Tag Archives: urban fantasy

A Look Back – Familiar

Chugging right along, here’s a look at one of my books, Familiar.  (If you’re just joining us, you might want to read this post first)

INSPIRATION – You know that archetypal witch on a broomstick that you usually see silhouetted against the moon, her black cat inexplicably riding behind her without falling off?  Usually as a Halloween decoration?

Witch and Cat

I was thinking about that image and decided to write a story from the black cat’s perspective.  But I ended up writing it from both the  cat’s and the witch’s points of view, alternating every chapter.

------------------------------------------------------------------------

**TASK INSTRUCTIONS:**
**A)** In the post about the book Familiar, from whose perspective did the writer first decide to tell the story?
**B)** Say whether each statement agrees with the post about the book Familiar, answering yes or no and quoting the deciding words: (i) The finished story is told only from the cat's point of view. (ii) The witch-and-cat image is usually seen as a Halloween decoration. (iii) In the usual image, the cat rides in front of the witch.
The records were taken from a different source than the post.

------------------------------------------------------------------------

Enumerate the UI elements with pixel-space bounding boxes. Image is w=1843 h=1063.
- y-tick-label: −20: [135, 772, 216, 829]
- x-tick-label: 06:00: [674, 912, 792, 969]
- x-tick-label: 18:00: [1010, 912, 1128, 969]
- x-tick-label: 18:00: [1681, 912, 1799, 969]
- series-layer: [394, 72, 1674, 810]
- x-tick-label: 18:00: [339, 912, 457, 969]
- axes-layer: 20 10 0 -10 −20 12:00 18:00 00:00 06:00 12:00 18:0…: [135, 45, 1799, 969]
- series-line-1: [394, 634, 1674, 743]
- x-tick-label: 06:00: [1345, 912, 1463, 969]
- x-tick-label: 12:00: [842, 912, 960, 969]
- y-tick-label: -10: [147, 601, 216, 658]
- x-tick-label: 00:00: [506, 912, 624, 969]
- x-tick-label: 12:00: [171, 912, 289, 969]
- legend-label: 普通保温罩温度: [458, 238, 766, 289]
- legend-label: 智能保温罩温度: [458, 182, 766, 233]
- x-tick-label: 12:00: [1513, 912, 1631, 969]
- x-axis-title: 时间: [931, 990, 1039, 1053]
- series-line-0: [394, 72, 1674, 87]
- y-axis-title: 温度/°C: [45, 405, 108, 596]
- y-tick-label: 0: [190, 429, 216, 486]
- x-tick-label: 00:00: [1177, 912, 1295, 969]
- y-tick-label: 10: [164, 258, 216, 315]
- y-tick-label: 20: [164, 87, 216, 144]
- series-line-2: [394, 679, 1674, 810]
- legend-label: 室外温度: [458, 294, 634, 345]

------------------------------------------------------------------------

**TASK SOLUTIONS:**
**A)** The black cat's perspective.

**B)**
(i) No: "the witch’s points of view, alternating every chapter"
(ii) Yes: "Usually as a Halloween decoration"
(iii) No: "her black cat inexplicably riding behind her without falling off"